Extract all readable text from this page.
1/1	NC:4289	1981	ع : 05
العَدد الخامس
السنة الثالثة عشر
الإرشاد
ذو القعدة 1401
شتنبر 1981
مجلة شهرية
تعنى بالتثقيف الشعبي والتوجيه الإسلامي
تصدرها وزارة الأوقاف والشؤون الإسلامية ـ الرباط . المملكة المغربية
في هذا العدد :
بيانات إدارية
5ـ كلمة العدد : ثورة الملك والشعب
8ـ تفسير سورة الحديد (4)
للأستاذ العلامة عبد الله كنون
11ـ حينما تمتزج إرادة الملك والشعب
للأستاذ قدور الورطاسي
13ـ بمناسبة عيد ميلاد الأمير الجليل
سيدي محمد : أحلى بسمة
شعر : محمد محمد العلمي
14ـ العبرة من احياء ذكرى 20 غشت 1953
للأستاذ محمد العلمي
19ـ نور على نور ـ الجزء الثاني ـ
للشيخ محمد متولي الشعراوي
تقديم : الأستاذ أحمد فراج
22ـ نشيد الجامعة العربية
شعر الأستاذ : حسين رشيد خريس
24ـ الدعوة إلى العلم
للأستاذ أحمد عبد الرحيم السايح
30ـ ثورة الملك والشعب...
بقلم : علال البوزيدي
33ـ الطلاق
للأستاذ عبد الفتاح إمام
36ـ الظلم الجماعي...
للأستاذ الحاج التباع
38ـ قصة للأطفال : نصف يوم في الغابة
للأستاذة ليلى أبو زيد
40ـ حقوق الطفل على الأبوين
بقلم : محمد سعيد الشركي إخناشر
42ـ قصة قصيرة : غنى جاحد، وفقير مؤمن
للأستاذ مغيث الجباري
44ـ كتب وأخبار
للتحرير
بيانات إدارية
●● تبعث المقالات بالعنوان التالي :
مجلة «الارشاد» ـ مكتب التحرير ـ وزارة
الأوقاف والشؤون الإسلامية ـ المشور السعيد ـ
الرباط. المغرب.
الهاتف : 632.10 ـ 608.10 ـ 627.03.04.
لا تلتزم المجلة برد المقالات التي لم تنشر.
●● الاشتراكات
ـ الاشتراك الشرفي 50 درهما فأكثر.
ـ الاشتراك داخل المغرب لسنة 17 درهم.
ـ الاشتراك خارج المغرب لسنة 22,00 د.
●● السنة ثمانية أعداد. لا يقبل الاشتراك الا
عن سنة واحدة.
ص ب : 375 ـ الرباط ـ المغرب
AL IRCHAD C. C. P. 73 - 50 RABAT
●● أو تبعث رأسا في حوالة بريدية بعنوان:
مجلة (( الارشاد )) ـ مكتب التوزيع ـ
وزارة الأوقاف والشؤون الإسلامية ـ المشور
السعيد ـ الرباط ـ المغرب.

- **The problem**
Extract all of the data shown above without alteration.

- **Output of the task**
Extract all readable text from this page.
1/1	NC:4289	1981	ع : 05
العَدد الخامس
السنة الثالثة عشر
الإرشاد
ذو القعدة 1401
شتنبر 1981
مجلة شهرية
تعنى بالتثقيف الشعبي والتوجيه الإسلامي
تصدرها وزارة الأوقاف والشؤون الإسلامية ـ الرباط . المملكة المغربية
في هذا العدد :
بيانات إدارية
5ـ كلمة العدد : ثورة الملك والشعب
8ـ تفسير سورة الحديد (4)
للأستاذ العلامة عبد الله كنون
11ـ حينما تمتزج إرادة الملك والشعب
للأستاذ قدور الورطاسي
13ـ بمناسبة عيد ميلاد الأمير الجليل
سيدي محمد : أحلى بسمة
شعر : محمد محمد العلمي
14ـ العبرة من احياء ذكرى 20 غشت 1953
للأستاذ محمد العلمي
19ـ نور على نور ـ الجزء الثاني ـ
للشيخ محمد متولي الشعراوي
تقديم : الأستاذ أحمد فراج
22ـ نشيد الجامعة العربية
شعر الأستاذ : حسين رشيد خريس
24ـ الدعوة إلى العلم
للأستاذ أحمد عبد الرحيم السايح
30ـ ثورة الملك والشعب...
بقلم : علال البوزيدي
33ـ الطلاق
للأستاذ عبد الفتاح إمام
36ـ الظلم الجماعي...
للأستاذ الحاج التباع
38ـ قصة للأطفال : نصف يوم في الغابة
للأستاذة ليلى أبو زيد
40ـ حقوق الطفل على الأبوين
بقلم : محمد سعيد الشركي إخناشر
42ـ قصة قصيرة : غنى جاحد، وفقير مؤمن
للأستاذ مغيث الجباري
44ـ كتب وأخبار
للتحرير
بيانات إدارية
●● تبعث المقالات بالعنوان التالي :
مجلة «الارشاد» ـ مكتب التحرير ـ وزارة
الأوقاف والشؤون الإسلامية ـ المشور السعيد ـ
الرباط. المغرب.
الهاتف : 632.10 ـ 608.10 ـ 627.03.04.
لا تلتزم المجلة برد المقالات التي لم تنشر.
●● الاشتراكات
ـ الاشتراك الشرفي 50 درهما فأكثر.
ـ الاشتراك داخل المغرب لسنة 17 درهم.
ـ الاشتراك خارج المغرب لسنة 22,00 د.
●● السنة ثمانية أعداد. لا يقبل الاشتراك الا
عن سنة واحدة.
ص ب : 375 ـ الرباط ـ المغرب
AL IRCHAD C. C. P. 73 - 50 RABAT
●● أو تبعث رأسا في حوالة بريدية بعنوان:
مجلة (( الارشاد )) ـ مكتب التوزيع ـ
وزارة الأوقاف والشؤون الإسلامية ـ المشور
السعيد ـ الرباط ـ المغرب.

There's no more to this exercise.